**AIM**
Narrow the data below down to the lines containing "слова".

**DATA ROWS**
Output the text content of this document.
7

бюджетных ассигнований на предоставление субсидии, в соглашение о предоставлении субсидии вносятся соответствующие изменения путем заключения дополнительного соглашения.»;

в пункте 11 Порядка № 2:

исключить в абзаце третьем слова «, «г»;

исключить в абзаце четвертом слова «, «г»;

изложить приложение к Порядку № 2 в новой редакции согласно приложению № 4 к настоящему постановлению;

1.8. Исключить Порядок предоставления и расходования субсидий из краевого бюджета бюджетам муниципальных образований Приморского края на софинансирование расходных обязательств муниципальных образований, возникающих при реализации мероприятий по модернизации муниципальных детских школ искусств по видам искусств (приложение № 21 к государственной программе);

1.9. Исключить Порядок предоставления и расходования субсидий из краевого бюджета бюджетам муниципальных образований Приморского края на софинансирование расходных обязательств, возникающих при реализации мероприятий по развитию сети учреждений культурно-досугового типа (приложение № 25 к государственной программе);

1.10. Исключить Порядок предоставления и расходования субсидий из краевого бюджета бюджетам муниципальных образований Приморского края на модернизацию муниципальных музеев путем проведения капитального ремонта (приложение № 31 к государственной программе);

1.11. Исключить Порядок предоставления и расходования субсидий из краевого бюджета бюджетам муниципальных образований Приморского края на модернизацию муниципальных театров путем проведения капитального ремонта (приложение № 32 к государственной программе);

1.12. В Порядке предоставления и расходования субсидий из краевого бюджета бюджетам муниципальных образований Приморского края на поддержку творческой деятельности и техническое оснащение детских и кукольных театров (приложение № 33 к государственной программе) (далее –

==

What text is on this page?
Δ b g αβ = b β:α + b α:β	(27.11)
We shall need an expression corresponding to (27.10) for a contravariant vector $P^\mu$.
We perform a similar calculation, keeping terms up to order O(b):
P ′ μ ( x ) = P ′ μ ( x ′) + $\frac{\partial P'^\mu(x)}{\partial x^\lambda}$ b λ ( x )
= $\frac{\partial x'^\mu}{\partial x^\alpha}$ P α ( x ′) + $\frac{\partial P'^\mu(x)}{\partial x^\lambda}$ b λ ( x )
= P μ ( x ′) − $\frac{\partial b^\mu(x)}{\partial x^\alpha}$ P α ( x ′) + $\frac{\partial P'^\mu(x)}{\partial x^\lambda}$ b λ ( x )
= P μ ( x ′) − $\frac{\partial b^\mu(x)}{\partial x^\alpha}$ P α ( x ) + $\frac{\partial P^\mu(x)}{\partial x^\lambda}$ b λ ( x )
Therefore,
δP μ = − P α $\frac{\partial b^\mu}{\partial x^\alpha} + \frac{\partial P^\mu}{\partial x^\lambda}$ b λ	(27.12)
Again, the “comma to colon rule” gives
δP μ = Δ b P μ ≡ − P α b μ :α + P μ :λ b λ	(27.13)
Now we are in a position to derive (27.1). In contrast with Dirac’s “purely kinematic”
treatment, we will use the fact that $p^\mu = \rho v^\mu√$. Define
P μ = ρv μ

**REPLY TO THE EXERCISE**
исключить в абзаце третьем слова «, «г»;
исключить в абзаце четвертом слова «, «г»;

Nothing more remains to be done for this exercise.